*OBJECTIVE*.
Copy every line that holds "Anomalies".

*DATASET ROWS*.

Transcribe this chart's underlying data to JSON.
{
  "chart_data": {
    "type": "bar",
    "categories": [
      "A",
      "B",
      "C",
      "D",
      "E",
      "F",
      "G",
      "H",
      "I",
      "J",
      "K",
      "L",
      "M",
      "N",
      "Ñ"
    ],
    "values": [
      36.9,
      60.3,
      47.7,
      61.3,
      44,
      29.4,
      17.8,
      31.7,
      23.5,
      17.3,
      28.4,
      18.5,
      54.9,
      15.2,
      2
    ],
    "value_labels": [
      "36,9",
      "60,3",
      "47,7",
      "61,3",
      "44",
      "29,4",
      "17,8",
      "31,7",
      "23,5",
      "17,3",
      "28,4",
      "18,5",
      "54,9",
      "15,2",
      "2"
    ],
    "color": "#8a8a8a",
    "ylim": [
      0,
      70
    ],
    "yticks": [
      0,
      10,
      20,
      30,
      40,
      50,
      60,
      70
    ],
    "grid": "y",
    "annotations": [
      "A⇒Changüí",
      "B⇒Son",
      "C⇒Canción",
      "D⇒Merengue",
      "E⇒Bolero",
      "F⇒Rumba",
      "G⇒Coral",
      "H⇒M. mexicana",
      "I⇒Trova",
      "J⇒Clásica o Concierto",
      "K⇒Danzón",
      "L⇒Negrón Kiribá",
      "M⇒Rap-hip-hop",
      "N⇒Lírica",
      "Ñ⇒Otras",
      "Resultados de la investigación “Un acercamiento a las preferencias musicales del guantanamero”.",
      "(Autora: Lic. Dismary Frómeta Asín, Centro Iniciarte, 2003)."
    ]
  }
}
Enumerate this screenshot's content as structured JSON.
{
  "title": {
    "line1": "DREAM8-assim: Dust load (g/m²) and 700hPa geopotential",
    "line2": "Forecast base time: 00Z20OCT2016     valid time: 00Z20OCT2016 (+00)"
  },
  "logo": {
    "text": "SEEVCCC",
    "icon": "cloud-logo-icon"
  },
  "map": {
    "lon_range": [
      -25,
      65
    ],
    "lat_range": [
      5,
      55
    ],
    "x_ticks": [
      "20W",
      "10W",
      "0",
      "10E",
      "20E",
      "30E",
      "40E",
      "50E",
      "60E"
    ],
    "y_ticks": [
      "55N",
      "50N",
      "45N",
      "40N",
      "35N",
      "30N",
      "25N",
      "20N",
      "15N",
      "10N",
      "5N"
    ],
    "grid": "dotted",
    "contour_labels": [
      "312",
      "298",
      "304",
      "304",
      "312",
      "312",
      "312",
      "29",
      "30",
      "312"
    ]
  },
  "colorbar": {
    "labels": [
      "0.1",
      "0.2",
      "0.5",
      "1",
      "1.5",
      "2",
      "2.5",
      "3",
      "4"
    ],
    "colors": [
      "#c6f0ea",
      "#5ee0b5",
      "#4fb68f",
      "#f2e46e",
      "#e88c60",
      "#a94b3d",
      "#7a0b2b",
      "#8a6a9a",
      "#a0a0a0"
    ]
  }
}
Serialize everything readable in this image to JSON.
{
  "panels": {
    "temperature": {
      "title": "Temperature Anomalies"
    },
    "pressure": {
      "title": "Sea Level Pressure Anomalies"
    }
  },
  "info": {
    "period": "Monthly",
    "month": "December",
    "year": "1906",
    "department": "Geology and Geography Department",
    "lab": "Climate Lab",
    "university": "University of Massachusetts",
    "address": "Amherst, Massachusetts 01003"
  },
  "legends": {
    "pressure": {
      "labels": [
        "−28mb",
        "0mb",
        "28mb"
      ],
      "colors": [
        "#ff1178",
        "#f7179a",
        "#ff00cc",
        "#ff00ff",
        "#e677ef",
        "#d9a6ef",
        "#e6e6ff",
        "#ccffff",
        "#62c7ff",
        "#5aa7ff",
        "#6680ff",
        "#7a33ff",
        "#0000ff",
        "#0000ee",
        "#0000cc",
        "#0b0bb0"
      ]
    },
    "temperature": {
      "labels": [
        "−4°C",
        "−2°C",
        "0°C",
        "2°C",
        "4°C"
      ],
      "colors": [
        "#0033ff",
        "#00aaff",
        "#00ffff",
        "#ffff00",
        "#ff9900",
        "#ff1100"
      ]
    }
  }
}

*ANSWER TO THE PROBLEM*.
      "title": "Temperature Anomalies"
      "title": "Sea Level Pressure Anomalies"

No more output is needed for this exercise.